- _Brief 1_:
Report every line of the records below that contains the string "株式会社オークシード".
================
Beyond the Hard Drive

The problem: You have 100TB of video data. A single disk holds 2TB. How do you store and access it efficiently?

Solution: Distributed File System (DFS) - Makes thousands of disks look like one giant drive.

What is a Distributed File System?

A DFS stores massive files across multiple machines, providing:

Scalability: Add more machines = more storage
Fault tolerance: Data replicated across machines
High throughput: Parallel reads/writes

Examples

HDFS (Hadoop Distributed File System) - Open source
GFS (Google File System) - Google's internal system
Ceph - Modern distributed storage
Amazon S3 - Object storage (DFS-like)

Architecture

mermaid

graph TB
    Client[Client] -->|1. Request| NN[NameNode<br/>Master]
    NN -->|2. Metadata| Client
    Client -->|3. Read/Write| DN1[DataNode 1]
    Client -->|3. Read/Write| DN2[DataNode 2]
    Client -->|3. Read/Write| DN3[DataNode 3]
    
    DN1 -->|Heartbeat| NN
    DN2 -->|Heartbeat| NN
    DN3 -->|Heartbeat| NN
    
    DN1 -.->|Replication| DN2
    DN2 -.->|Replication| DN3

Click to expand code...

Components

1. NameNode (Master)

Stores metadata (directory tree, file-to-block mapping)
Coordinates operations
Single point of failure (mitigated by standby)
================
- _Brief 2_:
In the passage on distributed file systems, what kind of data does the NameNode store?

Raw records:
================
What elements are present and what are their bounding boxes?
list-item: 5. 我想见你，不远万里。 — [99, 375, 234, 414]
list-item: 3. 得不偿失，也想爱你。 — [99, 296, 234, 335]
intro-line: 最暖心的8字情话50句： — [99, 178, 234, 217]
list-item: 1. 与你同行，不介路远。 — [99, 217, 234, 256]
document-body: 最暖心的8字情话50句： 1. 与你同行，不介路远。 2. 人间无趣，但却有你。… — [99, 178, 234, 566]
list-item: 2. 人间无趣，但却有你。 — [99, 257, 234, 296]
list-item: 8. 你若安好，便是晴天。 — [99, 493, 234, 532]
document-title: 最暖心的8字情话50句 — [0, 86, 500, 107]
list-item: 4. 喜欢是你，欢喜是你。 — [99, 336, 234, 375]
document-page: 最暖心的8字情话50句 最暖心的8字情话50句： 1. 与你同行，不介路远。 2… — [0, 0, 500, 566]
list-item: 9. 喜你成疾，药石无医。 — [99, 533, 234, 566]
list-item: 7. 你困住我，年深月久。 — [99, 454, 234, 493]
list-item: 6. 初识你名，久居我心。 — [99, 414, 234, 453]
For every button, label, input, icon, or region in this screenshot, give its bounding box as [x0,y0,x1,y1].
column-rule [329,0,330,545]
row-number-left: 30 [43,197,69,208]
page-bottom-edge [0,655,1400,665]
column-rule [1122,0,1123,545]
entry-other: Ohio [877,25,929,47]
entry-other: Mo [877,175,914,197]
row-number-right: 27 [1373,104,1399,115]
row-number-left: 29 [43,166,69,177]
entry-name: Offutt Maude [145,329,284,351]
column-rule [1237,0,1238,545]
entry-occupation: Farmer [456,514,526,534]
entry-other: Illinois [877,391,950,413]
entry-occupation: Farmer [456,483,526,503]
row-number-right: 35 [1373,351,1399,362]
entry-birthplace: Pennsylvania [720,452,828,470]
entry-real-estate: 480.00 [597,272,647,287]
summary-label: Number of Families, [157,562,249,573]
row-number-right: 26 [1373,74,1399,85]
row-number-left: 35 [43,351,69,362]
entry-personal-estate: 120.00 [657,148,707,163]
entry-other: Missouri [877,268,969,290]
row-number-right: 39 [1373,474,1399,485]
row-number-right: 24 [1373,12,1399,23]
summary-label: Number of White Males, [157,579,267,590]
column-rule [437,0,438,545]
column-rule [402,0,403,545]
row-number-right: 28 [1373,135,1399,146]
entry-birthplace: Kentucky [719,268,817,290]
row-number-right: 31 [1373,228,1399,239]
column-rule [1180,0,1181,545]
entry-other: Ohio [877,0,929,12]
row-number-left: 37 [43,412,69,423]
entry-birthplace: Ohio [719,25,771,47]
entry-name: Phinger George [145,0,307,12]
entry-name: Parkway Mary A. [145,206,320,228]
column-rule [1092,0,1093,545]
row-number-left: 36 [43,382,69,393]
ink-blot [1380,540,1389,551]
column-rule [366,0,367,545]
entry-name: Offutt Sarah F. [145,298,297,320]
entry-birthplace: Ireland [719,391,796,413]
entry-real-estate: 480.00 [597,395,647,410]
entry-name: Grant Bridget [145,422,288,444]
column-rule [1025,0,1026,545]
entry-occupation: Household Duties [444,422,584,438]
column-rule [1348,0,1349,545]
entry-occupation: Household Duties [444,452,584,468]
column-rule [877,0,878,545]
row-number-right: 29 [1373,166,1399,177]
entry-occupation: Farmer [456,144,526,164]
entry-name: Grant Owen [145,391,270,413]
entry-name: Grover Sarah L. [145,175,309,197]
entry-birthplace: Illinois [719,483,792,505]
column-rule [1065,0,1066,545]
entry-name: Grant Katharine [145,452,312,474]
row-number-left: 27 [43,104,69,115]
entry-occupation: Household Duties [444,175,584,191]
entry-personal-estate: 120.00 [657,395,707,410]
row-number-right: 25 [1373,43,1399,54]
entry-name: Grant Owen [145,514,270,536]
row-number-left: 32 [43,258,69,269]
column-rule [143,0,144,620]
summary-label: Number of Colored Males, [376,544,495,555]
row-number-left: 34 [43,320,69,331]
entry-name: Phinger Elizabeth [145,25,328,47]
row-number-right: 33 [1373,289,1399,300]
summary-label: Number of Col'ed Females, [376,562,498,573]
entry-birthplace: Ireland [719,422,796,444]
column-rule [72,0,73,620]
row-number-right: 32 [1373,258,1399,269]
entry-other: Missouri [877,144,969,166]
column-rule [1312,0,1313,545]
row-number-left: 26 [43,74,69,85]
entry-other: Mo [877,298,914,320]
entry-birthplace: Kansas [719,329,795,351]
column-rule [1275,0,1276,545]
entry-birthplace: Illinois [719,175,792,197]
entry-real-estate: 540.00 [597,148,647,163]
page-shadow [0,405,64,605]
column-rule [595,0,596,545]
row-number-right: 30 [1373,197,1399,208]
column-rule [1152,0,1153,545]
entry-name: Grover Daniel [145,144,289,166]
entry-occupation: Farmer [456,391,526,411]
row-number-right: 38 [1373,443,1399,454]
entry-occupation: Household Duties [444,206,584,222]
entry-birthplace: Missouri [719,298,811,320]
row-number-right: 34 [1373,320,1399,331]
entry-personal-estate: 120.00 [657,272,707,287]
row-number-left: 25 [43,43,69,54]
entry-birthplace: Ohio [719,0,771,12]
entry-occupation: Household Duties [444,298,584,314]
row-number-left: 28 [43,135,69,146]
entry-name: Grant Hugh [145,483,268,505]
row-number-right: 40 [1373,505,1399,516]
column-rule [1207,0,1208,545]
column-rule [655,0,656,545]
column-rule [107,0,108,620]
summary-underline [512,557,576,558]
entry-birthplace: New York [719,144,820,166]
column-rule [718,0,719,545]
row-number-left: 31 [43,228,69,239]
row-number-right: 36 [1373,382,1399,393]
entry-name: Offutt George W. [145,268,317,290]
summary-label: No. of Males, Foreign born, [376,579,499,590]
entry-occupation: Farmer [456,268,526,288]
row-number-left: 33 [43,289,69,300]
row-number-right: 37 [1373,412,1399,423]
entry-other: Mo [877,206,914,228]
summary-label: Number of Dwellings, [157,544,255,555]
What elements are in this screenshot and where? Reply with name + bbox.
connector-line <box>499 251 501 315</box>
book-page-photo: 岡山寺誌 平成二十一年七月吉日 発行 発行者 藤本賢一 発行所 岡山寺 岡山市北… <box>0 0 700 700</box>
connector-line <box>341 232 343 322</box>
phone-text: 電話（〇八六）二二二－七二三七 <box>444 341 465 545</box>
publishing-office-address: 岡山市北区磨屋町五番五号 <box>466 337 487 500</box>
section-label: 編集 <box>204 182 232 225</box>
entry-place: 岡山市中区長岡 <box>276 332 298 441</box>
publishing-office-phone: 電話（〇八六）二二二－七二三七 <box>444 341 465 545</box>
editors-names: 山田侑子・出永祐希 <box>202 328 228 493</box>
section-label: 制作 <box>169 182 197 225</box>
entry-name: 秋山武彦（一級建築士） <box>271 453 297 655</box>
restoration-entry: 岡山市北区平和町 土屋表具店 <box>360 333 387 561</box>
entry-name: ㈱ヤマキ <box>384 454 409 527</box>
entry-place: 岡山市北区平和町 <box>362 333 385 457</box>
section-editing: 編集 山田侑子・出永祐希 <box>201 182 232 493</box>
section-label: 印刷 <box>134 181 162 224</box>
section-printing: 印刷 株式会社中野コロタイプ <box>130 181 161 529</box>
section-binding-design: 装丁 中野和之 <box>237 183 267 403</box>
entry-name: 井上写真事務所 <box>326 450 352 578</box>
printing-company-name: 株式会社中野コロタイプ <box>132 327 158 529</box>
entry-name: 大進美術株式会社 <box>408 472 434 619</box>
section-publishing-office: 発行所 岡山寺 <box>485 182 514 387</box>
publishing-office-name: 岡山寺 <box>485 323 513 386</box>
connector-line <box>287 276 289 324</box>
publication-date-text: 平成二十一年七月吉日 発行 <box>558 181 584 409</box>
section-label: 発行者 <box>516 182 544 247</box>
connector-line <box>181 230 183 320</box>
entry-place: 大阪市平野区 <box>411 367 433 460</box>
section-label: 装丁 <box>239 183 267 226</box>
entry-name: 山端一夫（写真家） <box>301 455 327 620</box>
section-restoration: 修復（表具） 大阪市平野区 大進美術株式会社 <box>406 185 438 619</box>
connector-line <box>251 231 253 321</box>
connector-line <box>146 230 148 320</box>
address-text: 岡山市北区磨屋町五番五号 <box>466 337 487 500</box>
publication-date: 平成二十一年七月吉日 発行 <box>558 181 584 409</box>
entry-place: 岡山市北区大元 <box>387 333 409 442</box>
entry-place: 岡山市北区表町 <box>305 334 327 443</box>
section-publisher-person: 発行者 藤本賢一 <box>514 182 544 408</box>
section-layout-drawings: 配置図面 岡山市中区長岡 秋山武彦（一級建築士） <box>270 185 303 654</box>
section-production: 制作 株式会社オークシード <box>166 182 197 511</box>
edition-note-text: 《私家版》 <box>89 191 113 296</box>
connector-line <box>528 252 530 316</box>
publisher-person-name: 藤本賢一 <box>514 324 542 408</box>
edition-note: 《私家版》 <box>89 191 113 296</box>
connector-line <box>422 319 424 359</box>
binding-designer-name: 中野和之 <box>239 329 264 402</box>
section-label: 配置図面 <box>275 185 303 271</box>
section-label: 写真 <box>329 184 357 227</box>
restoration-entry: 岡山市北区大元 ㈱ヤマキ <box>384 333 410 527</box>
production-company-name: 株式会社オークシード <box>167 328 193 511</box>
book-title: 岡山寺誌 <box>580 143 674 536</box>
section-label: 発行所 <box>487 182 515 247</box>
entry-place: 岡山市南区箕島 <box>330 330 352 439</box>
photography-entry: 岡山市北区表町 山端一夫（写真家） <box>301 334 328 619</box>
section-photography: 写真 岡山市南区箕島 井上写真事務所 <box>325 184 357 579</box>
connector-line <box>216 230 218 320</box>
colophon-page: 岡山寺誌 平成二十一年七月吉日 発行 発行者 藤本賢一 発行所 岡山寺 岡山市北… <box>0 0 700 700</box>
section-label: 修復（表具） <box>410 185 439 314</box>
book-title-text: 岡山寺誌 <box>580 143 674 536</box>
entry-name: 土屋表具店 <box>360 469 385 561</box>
================
- _Final result 1_:
section-production: 制作 株式会社オークシード <box>166 182 197 511</box>
production-company-name: 株式会社オークシード <box>167 328 193 511</box>

- _Final result 2_:
Metadata, such as the directory tree and the file-to-block mapping.